Stated goal | Extract the text of each entry below exactly, leaving every image behind.

Supplied data |
++++++++

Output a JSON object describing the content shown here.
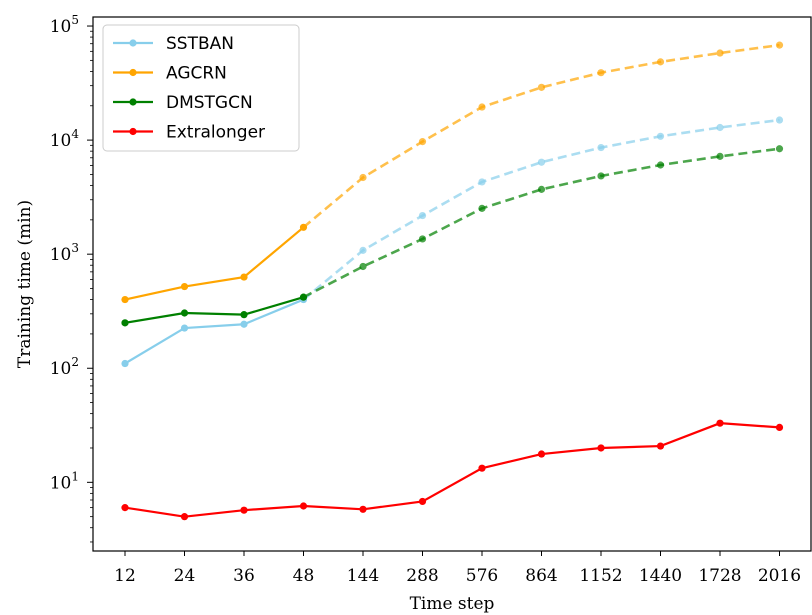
{
  "chart_data": {
    "type": "line",
    "xlabel": "Time step",
    "ylabel": "Training time (min)",
    "yscale": "log",
    "ylim": [
      2.5,
      120000
    ],
    "categories": [
      "12",
      "24",
      "36",
      "48",
      "144",
      "288",
      "576",
      "864",
      "1152",
      "1440",
      "1728",
      "2016"
    ],
    "y_ticks": [
      {
        "value": 10,
        "base": "10",
        "exp": "1"
      },
      {
        "value": 100,
        "base": "10",
        "exp": "2"
      },
      {
        "value": 1000,
        "base": "10",
        "exp": "3"
      },
      {
        "value": 10000,
        "base": "10",
        "exp": "4"
      },
      {
        "value": 100000,
        "base": "10",
        "exp": "5"
      }
    ],
    "legend_position": "top-left",
    "grid": false,
    "series": [
      {
        "name": "SSTBAN",
        "color": "#87ceeb",
        "solid_until_index": 3,
        "values": [
          110,
          225,
          243,
          400,
          1080,
          2180,
          4300,
          6400,
          8600,
          10800,
          12900,
          15000
        ]
      },
      {
        "name": "AGCRN",
        "color": "#ffa500",
        "solid_until_index": 3,
        "values": [
          400,
          520,
          630,
          1720,
          4700,
          9700,
          19500,
          29000,
          39000,
          48500,
          58000,
          68000
        ]
      },
      {
        "name": "DMSTGCN",
        "color": "#008000",
        "solid_until_index": 3,
        "values": [
          250,
          305,
          295,
          420,
          780,
          1360,
          2520,
          3700,
          4850,
          6050,
          7200,
          8400
        ]
      },
      {
        "name": "Extralonger",
        "color": "#ff0000",
        "solid_until_index": 11,
        "values": [
          6.0,
          5.0,
          5.7,
          6.2,
          5.8,
          6.8,
          13.3,
          17.7,
          20.0,
          20.8,
          33.0,
          30.3
        ]
      }
    ]
  }
}
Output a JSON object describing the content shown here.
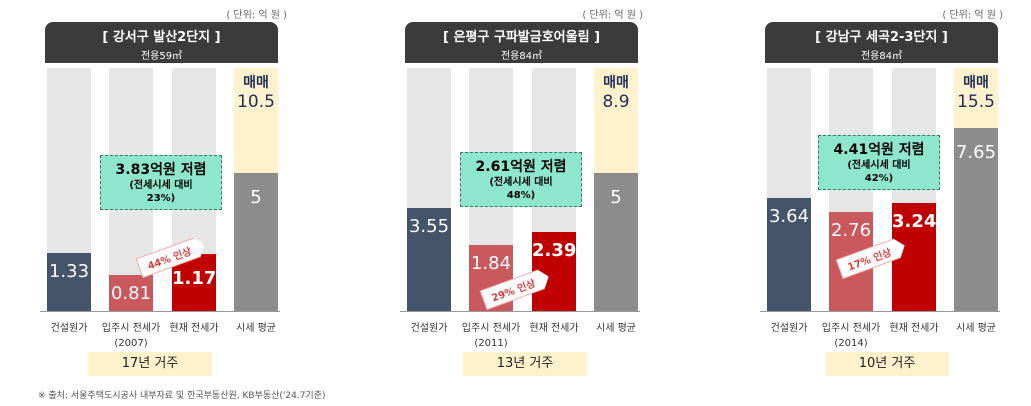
{
  "unit": "( 단위: 억 원 )",
  "source": "※ 출처: 서울주택도시공사 내부자료 및 한국부동산원, KB부동산('24.7기준)",
  "colors": {
    "construction": "#44546a",
    "initial_jeonse": "#c9595c",
    "current_jeonse": "#c00000",
    "market_avg": "#8c8c8c",
    "sale": "#fff2cc",
    "callout": "#8ee6cc",
    "header": "#3b3b3b"
  },
  "chart_data": [
    {
      "type": "bar",
      "title": "[ 강서구 발산2단지 ]",
      "subtitle": "전용59㎡",
      "categories": [
        "건설원가",
        "입주시 전세가",
        "현재 전세가",
        "시세 평균"
      ],
      "category_sub": [
        "",
        "(2007)",
        "",
        ""
      ],
      "values": [
        1.33,
        0.81,
        1.17,
        5
      ],
      "sale_label": "매매",
      "sale_value": "10.5",
      "callout": {
        "main": "3.83억원 저렴",
        "sub1": "(전세시세 대비",
        "sub2": "23%)"
      },
      "increase": "44% 인상",
      "years": "17년 거주"
    },
    {
      "type": "bar",
      "title": "[ 은평구 구파발금호어울림 ]",
      "subtitle": "전용84㎡",
      "categories": [
        "건설원가",
        "입주시 전세가",
        "현재 전세가",
        "시세 평균"
      ],
      "category_sub": [
        "",
        "(2011)",
        "",
        ""
      ],
      "values": [
        3.55,
        1.84,
        2.39,
        5
      ],
      "sale_label": "매매",
      "sale_value": "8.9",
      "callout": {
        "main": "2.61억원 저렴",
        "sub1": "(전세시세 대비",
        "sub2": "48%)"
      },
      "increase": "29% 인상",
      "years": "13년 거주"
    },
    {
      "type": "bar",
      "title": "[ 강남구 세곡2-3단지 ]",
      "subtitle": "전용84㎡",
      "categories": [
        "건설원가",
        "입주시 전세가",
        "현재 전세가",
        "시세 평균"
      ],
      "category_sub": [
        "",
        "(2014)",
        "",
        ""
      ],
      "values": [
        3.64,
        2.76,
        3.24,
        7.65
      ],
      "sale_label": "매매",
      "sale_value": "15.5",
      "callout": {
        "main": "4.41억원 저렴",
        "sub1": "(전세시세 대비",
        "sub2": "42%)"
      },
      "increase": "17% 인상",
      "years": "10년 거주"
    }
  ]
}
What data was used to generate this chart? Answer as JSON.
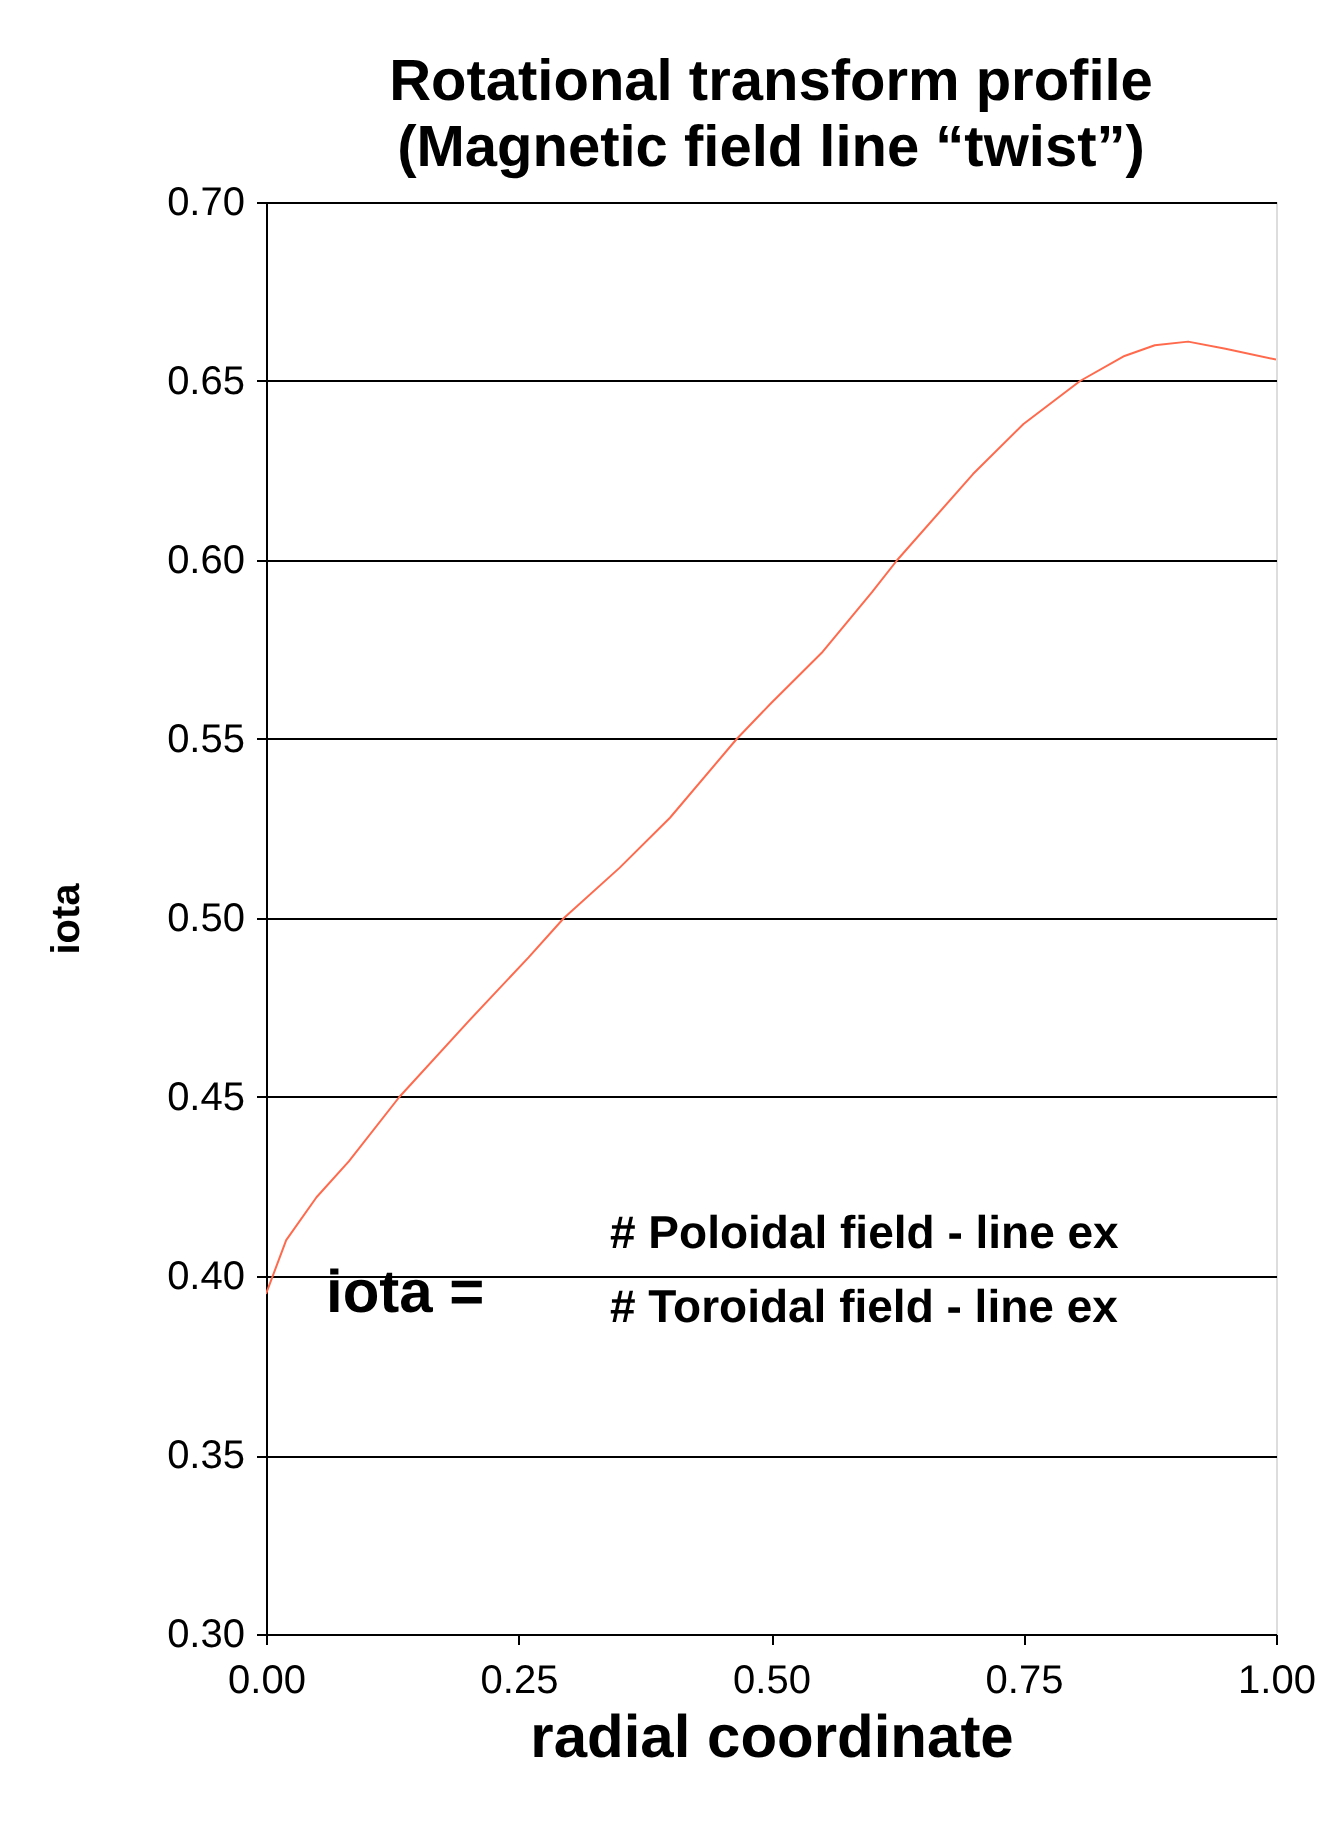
{
  "chart_data": {
    "type": "line",
    "title": "Rotational transform profile\n(Magnetic field line “twist”)",
    "xlabel": "radial coordinate",
    "ylabel": "iota",
    "x": [
      0,
      0.02,
      0.05,
      0.082,
      0.132,
      0.2,
      0.26,
      0.295,
      0.35,
      0.4,
      0.466,
      0.5,
      0.55,
      0.6,
      0.625,
      0.7,
      0.75,
      0.806,
      0.85,
      0.88,
      0.913,
      0.95,
      1.0
    ],
    "series": [
      {
        "color": "#ff6a4d",
        "values": [
          0.395,
          0.41,
          0.422,
          0.432,
          0.45,
          0.471,
          0.489,
          0.5,
          0.514,
          0.528,
          0.55,
          0.56,
          0.574,
          0.591,
          0.6,
          0.624,
          0.638,
          0.65,
          0.657,
          0.66,
          0.661,
          0.659,
          0.656
        ]
      }
    ],
    "xlim": [
      0,
      1
    ],
    "ylim": [
      0.3,
      0.7
    ],
    "xticks": [
      {
        "value": 0,
        "label": "0.00"
      },
      {
        "value": 0.25,
        "label": "0.25"
      },
      {
        "value": 0.5,
        "label": "0.50"
      },
      {
        "value": 0.75,
        "label": "0.75"
      },
      {
        "value": 1,
        "label": "1.00"
      }
    ],
    "yticks": [
      {
        "value": 0.3,
        "label": "0.30"
      },
      {
        "value": 0.35,
        "label": "0.35"
      },
      {
        "value": 0.4,
        "label": "0.40"
      },
      {
        "value": 0.45,
        "label": "0.45"
      },
      {
        "value": 0.5,
        "label": "0.50"
      },
      {
        "value": 0.55,
        "label": "0.55"
      },
      {
        "value": 0.6,
        "label": "0.60"
      },
      {
        "value": 0.65,
        "label": "0.65"
      },
      {
        "value": 0.7,
        "label": "0.70"
      }
    ],
    "grid": "y",
    "legend": false,
    "marker": "none",
    "line_style": "solid",
    "annotations": [
      "iota =",
      "# Poloidal field - line ex",
      "# Toroidal field - line ex"
    ]
  }
}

++++++++

Result of this task |
Output a JSON object describing the content shown here.
{
  "chart_data": {
    "type": "line",
    "xlabel": "Time step",
    "ylabel": "Training time (min)",
    "yscale": "log",
    "ylim": [
      2.5,
      120000
    ],
    "categories": [
      "12",
      "24",
      "36",
      "48",
      "144",
      "288",
      "576",
      "864",
      "1152",
      "1440",
      "1728",
      "2016"
    ],
    "y_ticks": [
      {
        "value": 10,
        "base": "10",
        "exp": "1"
      },
      {
        "value": 100,
        "base": "10",
        "exp": "2"
      },
      {
        "value": 1000,
        "base": "10",
        "exp": "3"
      },
      {
        "value": 10000,
        "base": "10",
        "exp": "4"
      },
      {
        "value": 100000,
        "base": "10",
        "exp": "5"
      }
    ],
    "legend_position": "top-left",
    "grid": false,
    "series": [
      {
        "name": "SSTBAN",
        "color": "#87ceeb",
        "solid_until_index": 3,
        "values": [
          110,
          225,
          243,
          400,
          1080,
          2180,
          4300,
          6400,
          8600,
          10800,
          12900,
          15000
        ]
      },
      {
        "name": "AGCRN",
        "color": "#ffa500",
        "solid_until_index": 3,
        "values": [
          400,
          520,
          630,
          1720,
          4700,
          9700,
          19500,
          29000,
          39000,
          48500,
          58000,
          68000
        ]
      },
      {
        "name": "DMSTGCN",
        "color": "#008000",
        "solid_until_index": 3,
        "values": [
          250,
          305,
          295,
          420,
          780,
          1360,
          2520,
          3700,
          4850,
          6050,
          7200,
          8400
        ]
      },
      {
        "name": "Extralonger",
        "color": "#ff0000",
        "solid_until_index": 11,
        "values": [
          6.0,
          5.0,
          5.7,
          6.2,
          5.8,
          6.8,
          13.3,
          17.7,
          20.0,
          20.8,
          33.0,
          30.3
        ]
      }
    ]
  }
}
Output a JSON object describing the content shown here.
{
  "unit": "( 단위: 억 원 )",
  "source": "※ 출처: 서울주택도시공사 내부자료 및 한국부동산원, KB부동산('24.7기준)",
  "colors": {
    "construction": "#44546a",
    "initial_jeonse": "#c9595c",
    "current_jeonse": "#c00000",
    "market_avg": "#8c8c8c",
    "sale": "#fff2cc",
    "callout": "#8ee6cc",
    "header": "#3b3b3b"
  },
  "chart_data": [
    {
      "type": "bar",
      "title": "[ 강서구 발산2단지 ]",
      "subtitle": "전용59㎡",
      "categories": [
        "건설원가",
        "입주시 전세가",
        "현재 전세가",
        "시세 평균"
      ],
      "category_sub": [
        "",
        "(2007)",
        "",
        ""
      ],
      "values": [
        1.33,
        0.81,
        1.17,
        5
      ],
      "sale_label": "매매",
      "sale_value": "10.5",
      "callout": {
        "main": "3.83억원 저렴",
        "sub1": "(전세시세 대비",
        "sub2": "23%)"
      },
      "increase": "44% 인상",
      "years": "17년 거주"
    },
    {
      "type": "bar",
      "title": "[ 은평구 구파발금호어울림 ]",
      "subtitle": "전용84㎡",
      "categories": [
        "건설원가",
        "입주시 전세가",
        "현재 전세가",
        "시세 평균"
      ],
      "category_sub": [
        "",
        "(2011)",
        "",
        ""
      ],
      "values": [
        3.55,
        1.84,
        2.39,
        5
      ],
      "sale_label": "매매",
      "sale_value": "8.9",
      "callout": {
        "main": "2.61억원 저렴",
        "sub1": "(전세시세 대비",
        "sub2": "48%)"
      },
      "increase": "29% 인상",
      "years": "13년 거주"
    },
    {
      "type": "bar",
      "title": "[ 강남구 세곡2-3단지 ]",
      "subtitle": "전용84㎡",
      "categories": [
        "건설원가",
        "입주시 전세가",
        "현재 전세가",
        "시세 평균"
      ],
      "category_sub": [
        "",
        "(2014)",
        "",
        ""
      ],
      "values": [
        3.64,
        2.76,
        3.24,
        7.65
      ],
      "sale_label": "매매",
      "sale_value": "15.5",
      "callout": {
        "main": "4.41억원 저렴",
        "sub1": "(전세시세 대비",
        "sub2": "42%)"
      },
      "increase": "17% 인상",
      "years": "10년 거주"
    }
  ]
}
What data was used to generate this chart? Answer as JSON.
{
  "chart_data": {
    "type": "line",
    "title": "Rotational transform profile\n(Magnetic field line “twist”)",
    "xlabel": "radial coordinate",
    "ylabel": "iota",
    "x": [
      0,
      0.02,
      0.05,
      0.082,
      0.132,
      0.2,
      0.26,
      0.295,
      0.35,
      0.4,
      0.466,
      0.5,
      0.55,
      0.6,
      0.625,
      0.7,
      0.75,
      0.806,
      0.85,
      0.88,
      0.913,
      0.95,
      1.0
    ],
    "series": [
      {
        "color": "#ff6a4d",
        "values": [
          0.395,
          0.41,
          0.422,
          0.432,
          0.45,
          0.471,
          0.489,
          0.5,
          0.514,
          0.528,
          0.55,
          0.56,
          0.574,
          0.591,
          0.6,
          0.624,
          0.638,
          0.65,
          0.657,
          0.66,
          0.661,
          0.659,
          0.656
        ]
      }
    ],
    "xlim": [
      0,
      1
    ],
    "ylim": [
      0.3,
      0.7
    ],
    "xticks": [
      {
        "value": 0,
        "label": "0.00"
      },
      {
        "value": 0.25,
        "label": "0.25"
      },
      {
        "value": 0.5,
        "label": "0.50"
      },
      {
        "value": 0.75,
        "label": "0.75"
      },
      {
        "value": 1,
        "label": "1.00"
      }
    ],
    "yticks": [
      {
        "value": 0.3,
        "label": "0.30"
      },
      {
        "value": 0.35,
        "label": "0.35"
      },
      {
        "value": 0.4,
        "label": "0.40"
      },
      {
        "value": 0.45,
        "label": "0.45"
      },
      {
        "value": 0.5,
        "label": "0.50"
      },
      {
        "value": 0.55,
        "label": "0.55"
      },
      {
        "value": 0.6,
        "label": "0.60"
      },
      {
        "value": 0.65,
        "label": "0.65"
      },
      {
        "value": 0.7,
        "label": "0.70"
      }
    ],
    "grid": "y",
    "legend": false,
    "marker": "none",
    "line_style": "solid",
    "annotations": [
      "iota =",
      "# Poloidal field - line ex",
      "# Toroidal field - line ex"
    ]
  }
}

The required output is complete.